INSTRUCTION: Without changing a character, return the entries, but not the images they hold.

☆ ☆ ☆

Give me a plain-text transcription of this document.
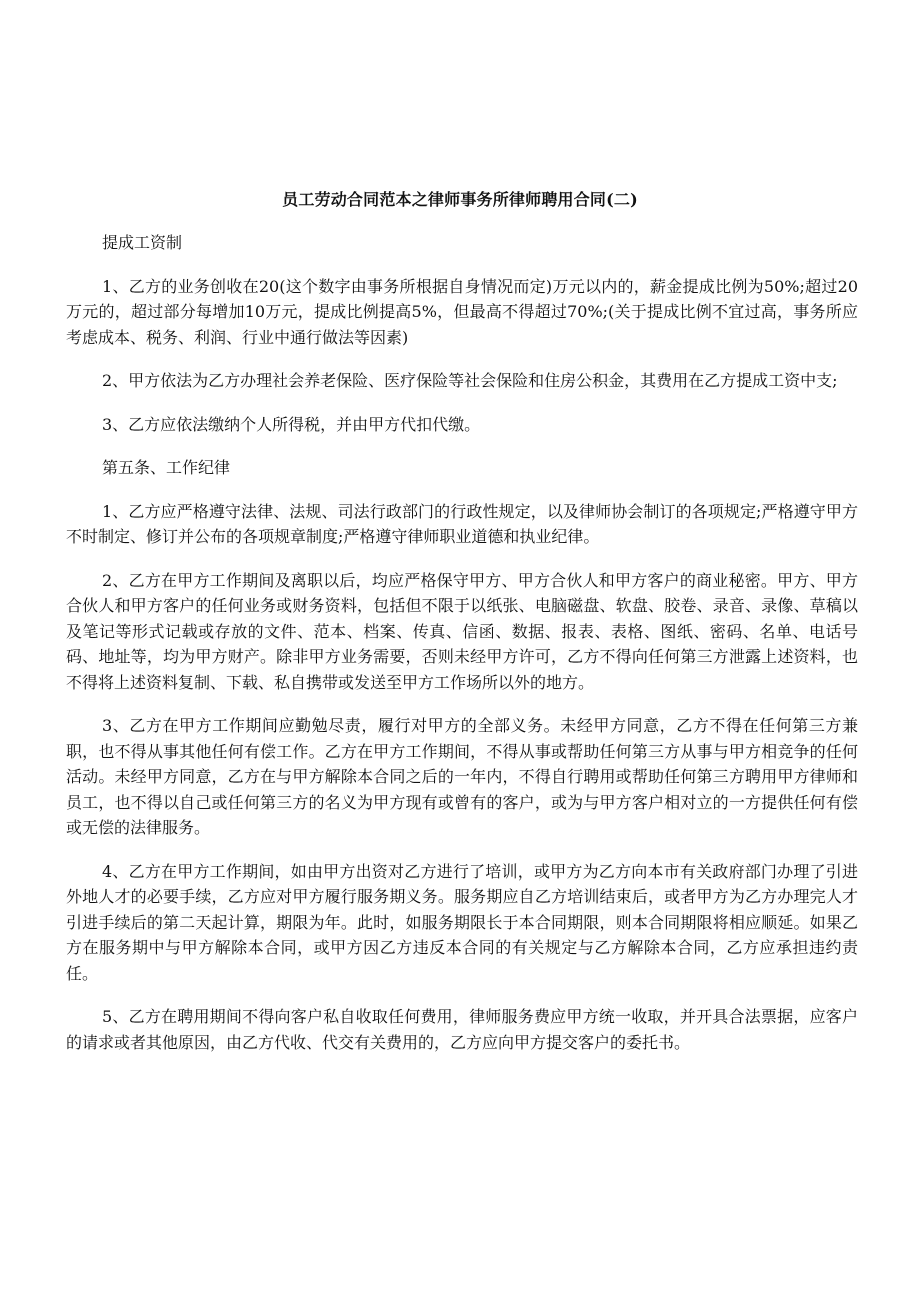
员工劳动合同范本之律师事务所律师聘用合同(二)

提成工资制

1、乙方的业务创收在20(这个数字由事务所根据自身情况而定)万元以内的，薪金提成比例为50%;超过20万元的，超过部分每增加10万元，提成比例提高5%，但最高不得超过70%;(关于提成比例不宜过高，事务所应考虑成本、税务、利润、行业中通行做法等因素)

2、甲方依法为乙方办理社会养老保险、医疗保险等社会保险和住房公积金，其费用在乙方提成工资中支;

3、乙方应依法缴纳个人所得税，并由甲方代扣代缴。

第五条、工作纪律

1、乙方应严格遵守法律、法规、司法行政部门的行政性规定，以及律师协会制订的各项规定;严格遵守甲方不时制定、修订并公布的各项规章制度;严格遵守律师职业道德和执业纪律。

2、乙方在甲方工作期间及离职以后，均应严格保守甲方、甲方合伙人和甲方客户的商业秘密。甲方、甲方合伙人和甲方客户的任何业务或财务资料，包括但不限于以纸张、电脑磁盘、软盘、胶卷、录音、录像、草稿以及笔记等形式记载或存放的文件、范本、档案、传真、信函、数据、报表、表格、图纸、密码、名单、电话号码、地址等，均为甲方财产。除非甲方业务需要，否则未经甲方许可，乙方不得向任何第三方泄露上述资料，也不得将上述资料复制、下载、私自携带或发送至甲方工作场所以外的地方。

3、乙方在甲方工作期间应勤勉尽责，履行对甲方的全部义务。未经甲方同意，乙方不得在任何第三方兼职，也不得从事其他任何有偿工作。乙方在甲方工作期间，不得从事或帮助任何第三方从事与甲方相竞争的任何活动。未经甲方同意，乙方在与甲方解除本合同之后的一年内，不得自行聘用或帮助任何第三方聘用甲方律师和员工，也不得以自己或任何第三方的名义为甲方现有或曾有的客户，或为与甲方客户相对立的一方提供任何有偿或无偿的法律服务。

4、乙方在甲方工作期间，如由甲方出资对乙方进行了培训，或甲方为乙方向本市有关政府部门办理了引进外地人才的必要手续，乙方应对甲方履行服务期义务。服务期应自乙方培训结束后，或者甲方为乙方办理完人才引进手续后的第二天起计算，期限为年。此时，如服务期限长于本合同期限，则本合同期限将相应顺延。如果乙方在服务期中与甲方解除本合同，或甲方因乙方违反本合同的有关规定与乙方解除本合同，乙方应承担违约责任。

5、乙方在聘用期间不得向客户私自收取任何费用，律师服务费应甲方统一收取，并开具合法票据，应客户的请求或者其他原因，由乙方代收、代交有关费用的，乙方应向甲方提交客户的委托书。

☆ ☆ ☆

SOLUTION BELOW:
Give me a plain-text transcription of this document.
员工劳动合同范本之律师事务所律师聘用合同(二)

提成工资制

1、乙方的业务创收在20(这个数字由事务所根据自身情况而定)万元以内的，薪金提成比例为50%;超过20万元的，超过部分每增加10万元，提成比例提高5%，但最高不得超过70%;(关于提成比例不宜过高，事务所应考虑成本、税务、利润、行业中通行做法等因素)

2、甲方依法为乙方办理社会养老保险、医疗保险等社会保险和住房公积金，其费用在乙方提成工资中支;

3、乙方应依法缴纳个人所得税，并由甲方代扣代缴。

第五条、工作纪律

1、乙方应严格遵守法律、法规、司法行政部门的行政性规定，以及律师协会制订的各项规定;严格遵守甲方不时制定、修订并公布的各项规章制度;严格遵守律师职业道德和执业纪律。

2、乙方在甲方工作期间及离职以后，均应严格保守甲方、甲方合伙人和甲方客户的商业秘密。甲方、甲方合伙人和甲方客户的任何业务或财务资料，包括但不限于以纸张、电脑磁盘、软盘、胶卷、录音、录像、草稿以及笔记等形式记载或存放的文件、范本、档案、传真、信函、数据、报表、表格、图纸、密码、名单、电话号码、地址等，均为甲方财产。除非甲方业务需要，否则未经甲方许可，乙方不得向任何第三方泄露上述资料，也不得将上述资料复制、下载、私自携带或发送至甲方工作场所以外的地方。

3、乙方在甲方工作期间应勤勉尽责，履行对甲方的全部义务。未经甲方同意，乙方不得在任何第三方兼职，也不得从事其他任何有偿工作。乙方在甲方工作期间，不得从事或帮助任何第三方从事与甲方相竞争的任何活动。未经甲方同意，乙方在与甲方解除本合同之后的一年内，不得自行聘用或帮助任何第三方聘用甲方律师和员工，也不得以自己或任何第三方的名义为甲方现有或曾有的客户，或为与甲方客户相对立的一方提供任何有偿或无偿的法律服务。

4、乙方在甲方工作期间，如由甲方出资对乙方进行了培训，或甲方为乙方向本市有关政府部门办理了引进外地人才的必要手续，乙方应对甲方履行服务期义务。服务期应自乙方培训结束后，或者甲方为乙方办理完人才引进手续后的第二天起计算，期限为年。此时，如服务期限长于本合同期限，则本合同期限将相应顺延。如果乙方在服务期中与甲方解除本合同，或甲方因乙方违反本合同的有关规定与乙方解除本合同，乙方应承担违约责任。

5、乙方在聘用期间不得向客户私自收取任何费用，律师服务费应甲方统一收取，并开具合法票据，应客户的请求或者其他原因，由乙方代收、代交有关费用的，乙方应向甲方提交客户的委托书。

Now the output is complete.